● **Material for this task**
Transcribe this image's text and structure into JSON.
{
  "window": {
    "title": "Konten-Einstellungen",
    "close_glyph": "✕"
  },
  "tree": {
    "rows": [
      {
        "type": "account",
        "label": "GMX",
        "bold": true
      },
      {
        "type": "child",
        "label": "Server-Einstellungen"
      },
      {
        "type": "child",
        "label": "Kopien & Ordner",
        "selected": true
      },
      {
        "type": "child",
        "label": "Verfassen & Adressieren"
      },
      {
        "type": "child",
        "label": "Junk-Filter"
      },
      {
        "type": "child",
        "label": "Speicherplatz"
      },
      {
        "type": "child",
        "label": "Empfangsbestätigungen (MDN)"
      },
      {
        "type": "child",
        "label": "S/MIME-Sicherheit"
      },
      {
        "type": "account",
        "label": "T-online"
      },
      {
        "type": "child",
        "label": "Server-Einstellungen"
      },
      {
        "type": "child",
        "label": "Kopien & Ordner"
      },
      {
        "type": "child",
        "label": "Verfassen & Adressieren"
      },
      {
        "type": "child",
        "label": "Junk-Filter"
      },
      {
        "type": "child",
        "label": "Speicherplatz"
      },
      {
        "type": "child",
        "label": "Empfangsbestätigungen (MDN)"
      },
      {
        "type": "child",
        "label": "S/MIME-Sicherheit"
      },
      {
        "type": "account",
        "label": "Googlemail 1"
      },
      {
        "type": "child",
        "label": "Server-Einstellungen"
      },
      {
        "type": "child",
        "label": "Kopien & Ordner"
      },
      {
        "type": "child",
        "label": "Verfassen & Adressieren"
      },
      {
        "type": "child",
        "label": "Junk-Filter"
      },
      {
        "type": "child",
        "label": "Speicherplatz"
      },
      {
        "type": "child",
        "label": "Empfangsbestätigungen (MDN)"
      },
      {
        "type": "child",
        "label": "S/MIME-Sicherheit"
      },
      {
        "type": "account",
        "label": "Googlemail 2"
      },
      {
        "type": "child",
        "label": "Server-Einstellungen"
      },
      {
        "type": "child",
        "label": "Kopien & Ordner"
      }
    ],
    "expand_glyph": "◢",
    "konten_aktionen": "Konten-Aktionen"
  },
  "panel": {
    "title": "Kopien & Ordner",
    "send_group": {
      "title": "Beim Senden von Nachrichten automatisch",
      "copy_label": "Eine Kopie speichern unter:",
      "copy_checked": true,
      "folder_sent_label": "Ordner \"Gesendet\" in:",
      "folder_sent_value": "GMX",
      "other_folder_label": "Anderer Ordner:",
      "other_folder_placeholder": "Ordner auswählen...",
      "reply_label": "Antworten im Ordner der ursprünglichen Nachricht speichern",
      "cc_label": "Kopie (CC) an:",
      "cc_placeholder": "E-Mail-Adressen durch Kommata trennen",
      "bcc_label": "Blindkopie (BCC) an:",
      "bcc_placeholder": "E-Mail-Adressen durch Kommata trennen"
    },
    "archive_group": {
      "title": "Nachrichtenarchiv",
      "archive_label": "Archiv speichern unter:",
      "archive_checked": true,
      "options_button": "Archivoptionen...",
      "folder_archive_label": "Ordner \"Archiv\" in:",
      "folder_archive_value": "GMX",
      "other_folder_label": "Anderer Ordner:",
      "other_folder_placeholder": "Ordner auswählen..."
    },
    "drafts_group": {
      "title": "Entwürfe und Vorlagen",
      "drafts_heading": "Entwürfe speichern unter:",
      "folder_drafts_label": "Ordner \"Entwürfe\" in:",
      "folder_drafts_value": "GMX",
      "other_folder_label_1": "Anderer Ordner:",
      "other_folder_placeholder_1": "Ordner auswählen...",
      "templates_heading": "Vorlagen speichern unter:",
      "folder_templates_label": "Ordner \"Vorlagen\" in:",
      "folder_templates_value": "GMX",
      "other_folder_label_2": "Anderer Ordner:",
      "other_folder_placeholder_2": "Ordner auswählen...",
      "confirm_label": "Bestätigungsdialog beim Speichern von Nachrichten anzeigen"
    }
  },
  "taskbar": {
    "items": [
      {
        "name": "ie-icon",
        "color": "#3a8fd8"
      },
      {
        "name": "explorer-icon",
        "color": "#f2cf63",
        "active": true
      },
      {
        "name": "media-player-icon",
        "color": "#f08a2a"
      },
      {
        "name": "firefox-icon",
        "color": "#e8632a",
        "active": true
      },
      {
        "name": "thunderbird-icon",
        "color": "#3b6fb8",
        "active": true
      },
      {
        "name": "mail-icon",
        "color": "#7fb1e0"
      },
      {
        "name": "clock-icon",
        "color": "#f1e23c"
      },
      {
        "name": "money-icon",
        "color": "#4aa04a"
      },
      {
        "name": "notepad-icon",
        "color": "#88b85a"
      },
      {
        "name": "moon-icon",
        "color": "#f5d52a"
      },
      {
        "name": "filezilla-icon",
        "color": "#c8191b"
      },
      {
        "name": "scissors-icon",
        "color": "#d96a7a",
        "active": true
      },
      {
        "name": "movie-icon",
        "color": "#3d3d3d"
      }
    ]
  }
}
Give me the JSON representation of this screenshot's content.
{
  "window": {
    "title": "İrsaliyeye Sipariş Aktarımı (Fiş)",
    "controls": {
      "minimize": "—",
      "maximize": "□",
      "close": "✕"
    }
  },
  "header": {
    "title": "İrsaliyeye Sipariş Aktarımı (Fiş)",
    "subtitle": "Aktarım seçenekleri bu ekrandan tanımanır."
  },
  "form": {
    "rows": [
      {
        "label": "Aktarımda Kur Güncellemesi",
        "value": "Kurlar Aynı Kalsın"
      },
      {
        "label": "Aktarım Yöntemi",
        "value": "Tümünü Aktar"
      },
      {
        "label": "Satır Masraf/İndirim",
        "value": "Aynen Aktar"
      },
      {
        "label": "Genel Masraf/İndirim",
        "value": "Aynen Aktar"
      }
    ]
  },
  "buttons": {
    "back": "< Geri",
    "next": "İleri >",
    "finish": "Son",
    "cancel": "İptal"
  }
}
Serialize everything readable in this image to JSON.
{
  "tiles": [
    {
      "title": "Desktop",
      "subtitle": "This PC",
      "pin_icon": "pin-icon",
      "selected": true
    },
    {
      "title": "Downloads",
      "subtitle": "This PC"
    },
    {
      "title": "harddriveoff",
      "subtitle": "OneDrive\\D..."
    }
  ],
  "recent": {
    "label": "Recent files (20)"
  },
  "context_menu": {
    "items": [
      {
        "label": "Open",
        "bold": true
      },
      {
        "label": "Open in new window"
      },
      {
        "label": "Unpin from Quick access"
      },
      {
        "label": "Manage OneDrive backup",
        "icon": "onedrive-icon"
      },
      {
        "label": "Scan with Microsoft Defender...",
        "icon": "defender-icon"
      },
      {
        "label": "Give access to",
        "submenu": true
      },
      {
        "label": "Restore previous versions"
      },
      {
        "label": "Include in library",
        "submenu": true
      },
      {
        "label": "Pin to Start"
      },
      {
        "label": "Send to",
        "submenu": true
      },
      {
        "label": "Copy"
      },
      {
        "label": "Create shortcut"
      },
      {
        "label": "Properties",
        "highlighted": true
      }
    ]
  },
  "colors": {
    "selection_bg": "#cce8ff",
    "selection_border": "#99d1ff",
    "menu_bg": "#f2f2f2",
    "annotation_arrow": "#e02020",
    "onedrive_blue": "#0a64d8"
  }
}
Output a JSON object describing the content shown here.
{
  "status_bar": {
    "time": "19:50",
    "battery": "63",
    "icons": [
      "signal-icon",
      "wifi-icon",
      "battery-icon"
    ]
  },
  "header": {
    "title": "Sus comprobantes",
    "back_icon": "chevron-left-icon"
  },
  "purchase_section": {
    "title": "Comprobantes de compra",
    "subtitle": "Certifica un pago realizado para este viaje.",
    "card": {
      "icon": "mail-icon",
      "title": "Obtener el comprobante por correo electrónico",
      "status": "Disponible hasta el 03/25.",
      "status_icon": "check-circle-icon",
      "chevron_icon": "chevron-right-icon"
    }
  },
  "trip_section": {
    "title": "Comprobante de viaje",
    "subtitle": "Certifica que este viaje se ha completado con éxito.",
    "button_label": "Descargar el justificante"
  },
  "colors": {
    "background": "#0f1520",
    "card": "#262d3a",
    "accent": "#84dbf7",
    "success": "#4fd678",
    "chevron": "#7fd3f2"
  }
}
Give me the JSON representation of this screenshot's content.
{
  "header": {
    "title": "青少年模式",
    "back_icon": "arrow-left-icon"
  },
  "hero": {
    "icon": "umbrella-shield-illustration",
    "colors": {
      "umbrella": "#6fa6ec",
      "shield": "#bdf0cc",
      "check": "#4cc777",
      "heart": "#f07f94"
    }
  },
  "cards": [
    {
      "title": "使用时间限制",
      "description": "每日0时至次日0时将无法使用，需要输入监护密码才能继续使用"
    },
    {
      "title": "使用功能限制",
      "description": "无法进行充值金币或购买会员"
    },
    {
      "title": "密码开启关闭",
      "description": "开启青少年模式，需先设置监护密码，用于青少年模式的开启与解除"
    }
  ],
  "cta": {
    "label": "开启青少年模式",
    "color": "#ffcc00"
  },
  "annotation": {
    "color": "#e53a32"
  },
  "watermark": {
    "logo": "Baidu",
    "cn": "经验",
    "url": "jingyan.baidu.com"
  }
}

● **Task details**
Identify and copy lines that hold the string "auswählen".

● **Task solution**
      "other_folder_placeholder": "Ordner auswählen...",
      "other_folder_placeholder": "Ordner auswählen..."
      "other_folder_placeholder_1": "Ordner auswählen...",
      "other_folder_placeholder_2": "Ordner auswählen...",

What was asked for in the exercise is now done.